Your objective:
Copy every line of the records below without changing a character, but leave the pictures out.

=== Material for this exercise ===

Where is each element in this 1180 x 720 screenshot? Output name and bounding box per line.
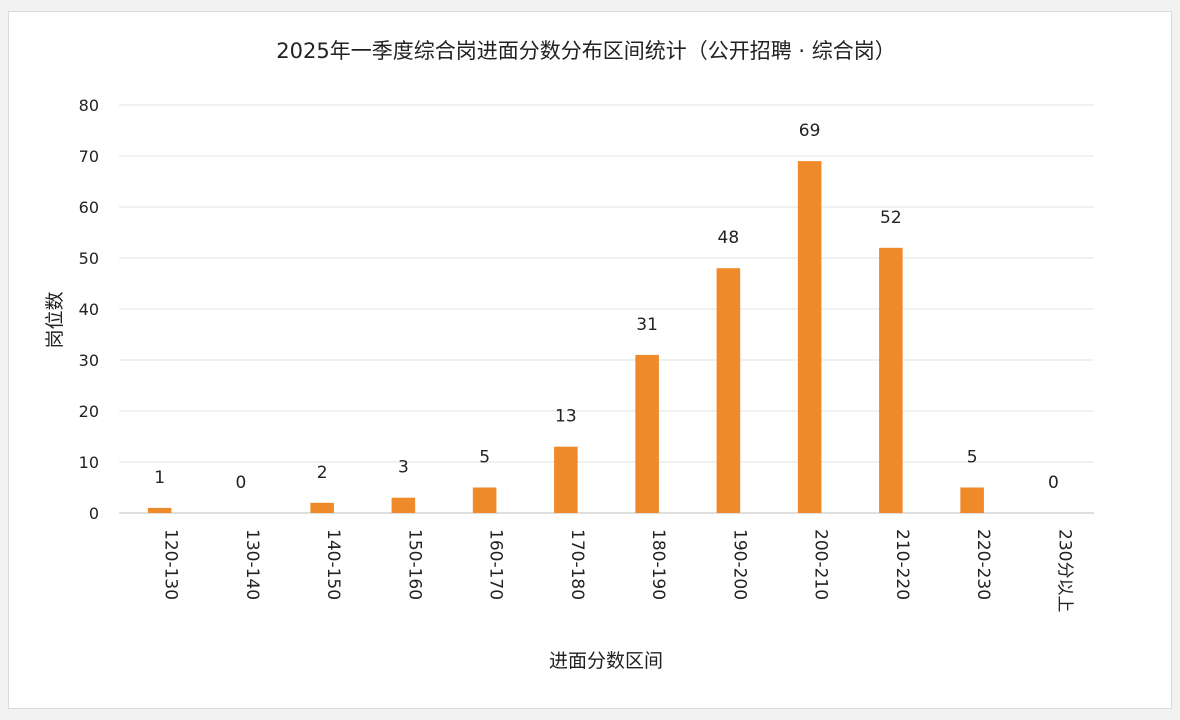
x-tick-label: 180-190 [648, 529, 668, 600]
bar [472, 487, 497, 513]
y-axis-ticks: 0 10 20 30 40 50 60 70 80 [79, 96, 99, 523]
bar [147, 507, 172, 513]
y-tick-label: 0 [89, 504, 99, 523]
data-label: 13 [555, 407, 577, 427]
x-tick-label: 190-200 [729, 529, 749, 600]
bar-chart: 2025年一季度综合岗进面分数分布区间统计（公开招聘 · 综合岗） 010203… [44, 39, 1094, 672]
x-tick-label: 220-230 [973, 529, 993, 600]
data-label: 52 [880, 208, 902, 228]
data-label: 48 [718, 228, 740, 248]
data-label: 1 [154, 468, 165, 488]
y-tick-label: 80 [79, 96, 99, 115]
data-label: 5 [967, 448, 978, 468]
x-tick-label: 120-130 [161, 529, 181, 600]
data-labels: 1 0 2 3 5 13 31 48 69 52 5 0 [154, 121, 1059, 493]
x-tick-label: 170-180 [567, 529, 587, 600]
data-label: 31 [636, 315, 658, 335]
y-tick-label: 40 [79, 300, 99, 319]
y-tick-label: 30 [79, 351, 99, 370]
bar [960, 487, 984, 513]
x-tick-label: 140-150 [323, 529, 343, 600]
x-tick-label: 230分以上 [1054, 529, 1074, 612]
data-label: 69 [799, 121, 821, 141]
x-tick-label: 200-210 [811, 529, 831, 600]
x-tick-label: 160-170 [486, 529, 506, 600]
y-tick-label: 20 [79, 402, 99, 421]
x-tick-label: 130-140 [242, 529, 262, 600]
bar [391, 497, 416, 513]
data-label: 0 [1048, 473, 1059, 493]
bar [554, 446, 578, 513]
data-label: 2 [317, 463, 328, 483]
y-tick-label: 60 [79, 198, 99, 217]
data-label: 5 [479, 448, 490, 468]
y-tick-label: 10 [79, 453, 99, 472]
x-axis-ticks: 120-130 130-140 140-150 150-160 160-170 170-1… [161, 529, 1075, 612]
x-tick-label: 210-220 [892, 529, 912, 600]
gridlines [119, 104, 1094, 514]
bars [147, 161, 984, 514]
y-tick-label: 70 [79, 147, 99, 166]
x-axis-label: 进面分数区间 [549, 650, 663, 672]
bar [716, 268, 741, 513]
bar [879, 247, 903, 514]
x-tick-label: 150-160 [404, 529, 424, 600]
y-axis-label: 岗位数 [44, 291, 66, 348]
bar [310, 502, 334, 513]
data-label: 3 [398, 458, 409, 478]
data-label: 0 [235, 473, 246, 493]
chart-title: 2025年一季度综合岗进面分数分布区间统计（公开招聘 · 综合岗） [276, 39, 895, 63]
bar [635, 354, 659, 513]
bar [797, 161, 822, 513]
y-tick-label: 50 [79, 249, 99, 268]
chart-frame: 2025年一季度综合岗进面分数分布区间统计（公开招聘 · 综合岗） 0 10 20 3… [8, 11, 1172, 709]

===

Written answer:
Where is each element in this 1180 x 720 screenshot? Output name and bounding box per line.
x-tick-label: 180-190 [648, 529, 668, 600]
bar [472, 487, 497, 513]
y-axis-ticks: 0 10 20 30 40 50 60 70 80 [79, 96, 99, 523]
bar [147, 507, 172, 513]
y-tick-label: 0 [89, 504, 99, 523]
data-label: 13 [555, 407, 577, 427]
x-tick-label: 190-200 [729, 529, 749, 600]
bar-chart: 2025年一季度综合岗进面分数分布区间统计（公开招聘 · 综合岗） 010203… [44, 39, 1094, 672]
x-tick-label: 220-230 [973, 529, 993, 600]
data-label: 52 [880, 208, 902, 228]
data-label: 48 [718, 228, 740, 248]
data-label: 1 [154, 468, 165, 488]
y-tick-label: 80 [79, 96, 99, 115]
data-label: 5 [967, 448, 978, 468]
x-tick-label: 120-130 [161, 529, 181, 600]
data-labels: 1 0 2 3 5 13 31 48 69 52 5 0 [154, 121, 1059, 493]
x-tick-label: 170-180 [567, 529, 587, 600]
data-label: 31 [636, 315, 658, 335]
y-tick-label: 40 [79, 300, 99, 319]
y-tick-label: 30 [79, 351, 99, 370]
bar [960, 487, 984, 513]
x-tick-label: 140-150 [323, 529, 343, 600]
x-tick-label: 230分以上 [1054, 529, 1074, 612]
data-label: 69 [799, 121, 821, 141]
x-tick-label: 200-210 [811, 529, 831, 600]
x-tick-label: 160-170 [486, 529, 506, 600]
y-tick-label: 20 [79, 402, 99, 421]
x-tick-label: 130-140 [242, 529, 262, 600]
bar [391, 497, 416, 513]
data-label: 0 [1048, 473, 1059, 493]
bar [554, 446, 578, 513]
data-label: 2 [317, 463, 328, 483]
y-tick-label: 60 [79, 198, 99, 217]
data-label: 5 [479, 448, 490, 468]
y-tick-label: 10 [79, 453, 99, 472]
x-axis-ticks: 120-130 130-140 140-150 150-160 160-170 170-1… [161, 529, 1075, 612]
x-tick-label: 210-220 [892, 529, 912, 600]
gridlines [119, 104, 1094, 514]
bars [147, 161, 984, 514]
y-tick-label: 70 [79, 147, 99, 166]
x-axis-label: 进面分数区间 [549, 650, 663, 672]
bar [716, 268, 741, 513]
bar [879, 247, 903, 514]
x-tick-label: 150-160 [404, 529, 424, 600]
y-axis-label: 岗位数 [44, 291, 66, 348]
bar [310, 502, 334, 513]
data-label: 3 [398, 458, 409, 478]
data-label: 0 [235, 473, 246, 493]
chart-title: 2025年一季度综合岗进面分数分布区间统计（公开招聘 · 综合岗） [276, 39, 895, 63]
bar [635, 354, 659, 513]
bar [797, 161, 822, 513]
y-tick-label: 50 [79, 249, 99, 268]
chart-frame: 2025年一季度综合岗进面分数分布区间统计（公开招聘 · 综合岗） 0 10 20 3… [8, 11, 1172, 709]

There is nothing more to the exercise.